Gaurav Khanna | |
---|---|
Born | Chandigarh, India |
Nationality | American |
Occupation(s) | Black hole physicist, supercomputing innovator, academic and researcher |
Title | Professor/Director |
Awards | Fellow of the American Physical Society |
Academic background | |
Education | B. Tech., Electrical Engineering Ph. D., Physics |
Alma mater | Indian Institute of Technology, Kanpur Pennsylvania State University |
Thesis | Binary Black Hole Coalescence: The Close Limit (2000) |
Doctoral advisor | Jorge Pullin |
Academic work | |
Institutions | University of Rhode Island University of Massachusetts Dartmouth |
Website | https://ccr.uri.edu https://web.uri.edu/gravity |
Gaurav Khanna is an Indian-American black hole physicist, supercomputing innovator, academic and researcher. He is a Professor of Physics, and the founding Director of Research Computing and the Center for Computational Research at University of Rhode Island.[1][2]
Khanna has authored 100 publications. His work is focused in the areas of gravitational physics, computational physics, black holes, and quantum gravity. He has also made contributions in the area of black hole perturbation theory, loop quantum cosmology, singularities and gravitational wave science. He is the creator of the OpenMacGrid,[3] PlayStation 3 Gravity Grid,[4] and developer of open-source software for scientific computing for the Mac.[5] His work has been featured multiple times in newspapers and blogs, including The New York Times,[6] HPCWire,[7] Physics Buzz,[8] The Verge,[9] Forbes,[10][11][12] Wired,[13][14] Scientific American,[15] among others. He was named a Fellow of the American Physical Society in 2021.[16]
Khanna served as a guest editor for a 2018 special issue of IEEE CiSE with a focus on supercomputing.[17]

WHAT THE TASK REQUIRES:
Write out the profile of Gaurav Khanna above in full, with every line as it appears.

DATA PROVIDED:
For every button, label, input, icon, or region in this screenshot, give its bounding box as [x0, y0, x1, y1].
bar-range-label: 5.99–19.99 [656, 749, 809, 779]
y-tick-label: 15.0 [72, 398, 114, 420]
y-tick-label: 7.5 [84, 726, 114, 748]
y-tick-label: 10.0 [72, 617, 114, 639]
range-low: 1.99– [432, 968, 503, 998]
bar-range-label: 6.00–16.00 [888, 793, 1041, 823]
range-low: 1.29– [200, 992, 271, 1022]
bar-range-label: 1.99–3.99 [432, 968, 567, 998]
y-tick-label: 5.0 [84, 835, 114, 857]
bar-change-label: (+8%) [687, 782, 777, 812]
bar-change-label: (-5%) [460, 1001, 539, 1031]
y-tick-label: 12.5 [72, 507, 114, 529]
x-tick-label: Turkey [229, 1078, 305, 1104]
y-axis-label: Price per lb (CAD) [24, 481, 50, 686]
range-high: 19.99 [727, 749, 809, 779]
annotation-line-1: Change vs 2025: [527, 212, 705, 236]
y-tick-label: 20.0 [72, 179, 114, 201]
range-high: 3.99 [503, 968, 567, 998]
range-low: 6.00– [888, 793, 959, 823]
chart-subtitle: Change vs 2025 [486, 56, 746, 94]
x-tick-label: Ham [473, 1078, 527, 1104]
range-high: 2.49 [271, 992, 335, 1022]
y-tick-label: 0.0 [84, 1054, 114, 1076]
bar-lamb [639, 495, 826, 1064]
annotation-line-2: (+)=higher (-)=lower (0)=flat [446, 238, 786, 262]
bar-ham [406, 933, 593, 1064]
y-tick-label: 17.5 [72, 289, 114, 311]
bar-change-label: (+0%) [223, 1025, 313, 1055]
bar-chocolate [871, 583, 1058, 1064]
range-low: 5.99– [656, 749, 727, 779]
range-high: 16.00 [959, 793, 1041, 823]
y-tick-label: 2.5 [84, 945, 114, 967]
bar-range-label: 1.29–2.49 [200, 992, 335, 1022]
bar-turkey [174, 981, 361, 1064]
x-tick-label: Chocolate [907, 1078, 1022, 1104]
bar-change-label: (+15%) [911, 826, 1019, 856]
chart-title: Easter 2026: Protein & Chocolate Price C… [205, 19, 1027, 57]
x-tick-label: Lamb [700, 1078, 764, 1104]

RESPONSE:
Gaurav Khanna | |
---|---|
Born | Chandigarh, India |
Nationality | American |
Occupation(s) | Black hole physicist, supercomputing innovator, academic and researcher |
Title | Professor/Director |
Awards | Fellow of the American Physical Society |
Academic background | |
Education | B. Tech., Electrical Engineering Ph. D., Physics |
Alma mater | Indian Institute of Technology, Kanpur Pennsylvania State University |
Thesis | Binary Black Hole Coalescence: The Close Limit (2000) |
Doctoral advisor | Jorge Pullin |
Academic work | |
Institutions | University of Rhode Island University of Massachusetts Dartmouth |
Website | https://ccr.uri.edu https://web.uri.edu/gravity |
Gaurav Khanna is an Indian-American black hole physicist, supercomputing innovator, academic and researcher. He is a Professor of Physics, and the founding Director of Research Computing and the Center for Computational Research at University of Rhode Island.[1][2]
Khanna has authored 100 publications. His work is focused in the areas of gravitational physics, computational physics, black holes, and quantum gravity. He has also made contributions in the area of black hole perturbation theory, loop quantum cosmology, singularities and gravitational wave science. He is the creator of the OpenMacGrid,[3] PlayStation 3 Gravity Grid,[4] and developer of open-source software for scientific computing for the Mac.[5] His work has been featured multiple times in newspapers and blogs, including The New York Times,[6] HPCWire,[7] Physics Buzz,[8] The Verge,[9] Forbes,[10][11][12] Wired,[13][14] Scientific American,[15] among others. He was named a Fellow of the American Physical Society in 2021.[16]
Khanna served as a guest editor for a 2018 special issue of IEEE CiSE with a focus on supercomputing.[17]